Task to carry out: Write out each line beneath this one exactly as it reads.

[Records from a data source]
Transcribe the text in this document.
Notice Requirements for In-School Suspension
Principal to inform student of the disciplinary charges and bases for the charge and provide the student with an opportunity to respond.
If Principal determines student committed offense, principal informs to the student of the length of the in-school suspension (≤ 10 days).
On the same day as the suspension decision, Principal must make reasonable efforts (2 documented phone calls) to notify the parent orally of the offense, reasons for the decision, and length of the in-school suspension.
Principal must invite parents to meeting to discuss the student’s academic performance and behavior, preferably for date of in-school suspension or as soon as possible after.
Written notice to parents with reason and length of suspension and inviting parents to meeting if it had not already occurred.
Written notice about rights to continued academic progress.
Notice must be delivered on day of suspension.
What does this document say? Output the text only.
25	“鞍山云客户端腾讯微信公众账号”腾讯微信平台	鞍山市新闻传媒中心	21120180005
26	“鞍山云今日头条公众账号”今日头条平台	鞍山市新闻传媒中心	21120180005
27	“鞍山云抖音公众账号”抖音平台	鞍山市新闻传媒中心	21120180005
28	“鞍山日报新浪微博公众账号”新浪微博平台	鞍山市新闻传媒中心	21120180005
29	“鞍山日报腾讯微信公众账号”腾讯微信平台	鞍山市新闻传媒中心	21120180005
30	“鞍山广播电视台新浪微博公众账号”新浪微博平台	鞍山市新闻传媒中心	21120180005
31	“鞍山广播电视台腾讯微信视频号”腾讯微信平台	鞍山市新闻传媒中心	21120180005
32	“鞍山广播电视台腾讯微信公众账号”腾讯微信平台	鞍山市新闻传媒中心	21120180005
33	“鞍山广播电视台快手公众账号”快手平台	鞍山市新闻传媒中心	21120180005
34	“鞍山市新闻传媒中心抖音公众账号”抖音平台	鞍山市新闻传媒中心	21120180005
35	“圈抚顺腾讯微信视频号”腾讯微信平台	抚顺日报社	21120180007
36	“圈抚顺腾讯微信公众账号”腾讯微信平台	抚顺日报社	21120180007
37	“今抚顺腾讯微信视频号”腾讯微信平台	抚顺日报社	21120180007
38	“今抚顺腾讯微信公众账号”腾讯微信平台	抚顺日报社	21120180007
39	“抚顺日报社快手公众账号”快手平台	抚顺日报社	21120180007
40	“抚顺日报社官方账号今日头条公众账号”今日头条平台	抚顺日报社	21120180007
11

The output:
Transcribe the text in this document.
Notice Requirements for In-School Suspension
Principal to inform student of the disciplinary charges and bases for the charge and provide the student with an opportunity to respond.
If Principal determines student committed offense, principal informs to the student of the length of the in-school suspension (≤ 10 days).
On the same day as the suspension decision, Principal must make reasonable efforts (2 documented phone calls) to notify the parent orally of the offense, reasons for the decision, and length of the in-school suspension.
Principal must invite parents to meeting to discuss the student’s academic performance and behavior, preferably for date of in-school suspension or as soon as possible after.
Written notice to parents with reason and length of suspension and inviting parents to meeting if it had not already occurred.
Written notice about rights to continued academic progress.
Notice must be delivered on day of suspension.
What does this document say? Output the text only.
25	“鞍山云客户端腾讯微信公众账号”腾讯微信平台	鞍山市新闻传媒中心	21120180005
26	“鞍山云今日头条公众账号”今日头条平台	鞍山市新闻传媒中心	21120180005
27	“鞍山云抖音公众账号”抖音平台	鞍山市新闻传媒中心	21120180005
28	“鞍山日报新浪微博公众账号”新浪微博平台	鞍山市新闻传媒中心	21120180005
29	“鞍山日报腾讯微信公众账号”腾讯微信平台	鞍山市新闻传媒中心	21120180005
30	“鞍山广播电视台新浪微博公众账号”新浪微博平台	鞍山市新闻传媒中心	21120180005
31	“鞍山广播电视台腾讯微信视频号”腾讯微信平台	鞍山市新闻传媒中心	21120180005
32	“鞍山广播电视台腾讯微信公众账号”腾讯微信平台	鞍山市新闻传媒中心	21120180005
33	“鞍山广播电视台快手公众账号”快手平台	鞍山市新闻传媒中心	21120180005
34	“鞍山市新闻传媒中心抖音公众账号”抖音平台	鞍山市新闻传媒中心	21120180005
35	“圈抚顺腾讯微信视频号”腾讯微信平台	抚顺日报社	21120180007
36	“圈抚顺腾讯微信公众账号”腾讯微信平台	抚顺日报社	21120180007
37	“今抚顺腾讯微信视频号”腾讯微信平台	抚顺日报社	21120180007
38	“今抚顺腾讯微信公众账号”腾讯微信平台	抚顺日报社	21120180007
39	“抚顺日报社快手公众账号”快手平台	抚顺日报社	21120180007
40	“抚顺日报社官方账号今日头条公众账号”今日头条平台	抚顺日报社	21120180007
11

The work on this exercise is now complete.